Task goal: Make an exact copy of the entries, and keep any pictures out of it.

┌──

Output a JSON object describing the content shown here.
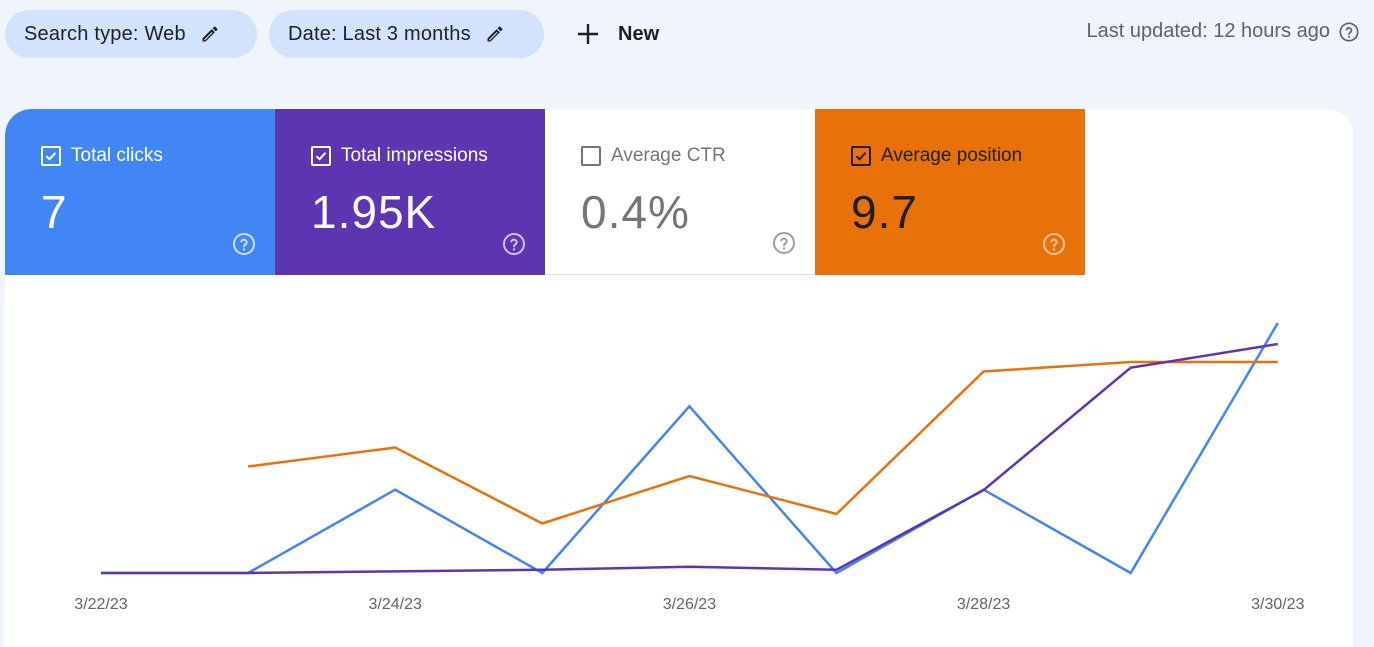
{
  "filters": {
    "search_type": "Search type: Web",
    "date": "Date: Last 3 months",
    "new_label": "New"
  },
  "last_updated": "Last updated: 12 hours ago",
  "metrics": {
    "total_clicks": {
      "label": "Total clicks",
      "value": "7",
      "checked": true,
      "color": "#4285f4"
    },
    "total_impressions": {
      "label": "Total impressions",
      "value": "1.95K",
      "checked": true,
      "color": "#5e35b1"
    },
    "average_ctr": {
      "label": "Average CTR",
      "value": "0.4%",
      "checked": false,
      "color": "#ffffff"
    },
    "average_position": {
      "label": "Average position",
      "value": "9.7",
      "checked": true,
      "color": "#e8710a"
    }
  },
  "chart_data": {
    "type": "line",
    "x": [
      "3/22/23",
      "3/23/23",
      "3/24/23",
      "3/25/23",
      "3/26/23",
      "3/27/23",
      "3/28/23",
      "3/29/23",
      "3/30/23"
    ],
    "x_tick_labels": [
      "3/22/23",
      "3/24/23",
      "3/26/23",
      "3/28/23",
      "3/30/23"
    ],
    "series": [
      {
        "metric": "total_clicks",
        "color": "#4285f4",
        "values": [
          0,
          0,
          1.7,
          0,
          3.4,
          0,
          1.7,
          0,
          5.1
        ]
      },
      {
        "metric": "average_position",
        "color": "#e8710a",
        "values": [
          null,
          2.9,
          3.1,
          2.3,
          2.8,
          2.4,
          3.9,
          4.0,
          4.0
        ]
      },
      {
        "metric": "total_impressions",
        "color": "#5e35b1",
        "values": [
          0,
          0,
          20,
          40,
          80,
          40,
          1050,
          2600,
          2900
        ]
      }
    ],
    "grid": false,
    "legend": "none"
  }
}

└──

Answer to this task:
Output a JSON object describing the content shown here.
{
  "filters": {
    "search_type": "Search type: Web",
    "date": "Date: Last 3 months",
    "new_label": "New"
  },
  "last_updated": "Last updated: 12 hours ago",
  "metrics": {
    "total_clicks": {
      "label": "Total clicks",
      "value": "7",
      "checked": true,
      "color": "#4285f4"
    },
    "total_impressions": {
      "label": "Total impressions",
      "value": "1.95K",
      "checked": true,
      "color": "#5e35b1"
    },
    "average_ctr": {
      "label": "Average CTR",
      "value": "0.4%",
      "checked": false,
      "color": "#ffffff"
    },
    "average_position": {
      "label": "Average position",
      "value": "9.7",
      "checked": true,
      "color": "#e8710a"
    }
  },
  "chart_data": {
    "type": "line",
    "x": [
      "3/22/23",
      "3/23/23",
      "3/24/23",
      "3/25/23",
      "3/26/23",
      "3/27/23",
      "3/28/23",
      "3/29/23",
      "3/30/23"
    ],
    "x_tick_labels": [
      "3/22/23",
      "3/24/23",
      "3/26/23",
      "3/28/23",
      "3/30/23"
    ],
    "series": [
      {
        "metric": "total_clicks",
        "color": "#4285f4",
        "values": [
          0,
          0,
          1.7,
          0,
          3.4,
          0,
          1.7,
          0,
          5.1
        ]
      },
      {
        "metric": "average_position",
        "color": "#e8710a",
        "values": [
          null,
          2.9,
          3.1,
          2.3,
          2.8,
          2.4,
          3.9,
          4.0,
          4.0
        ]
      },
      {
        "metric": "total_impressions",
        "color": "#5e35b1",
        "values": [
          0,
          0,
          20,
          40,
          80,
          40,
          1050,
          2600,
          2900
        ]
      }
    ],
    "grid": false,
    "legend": "none"
  }
}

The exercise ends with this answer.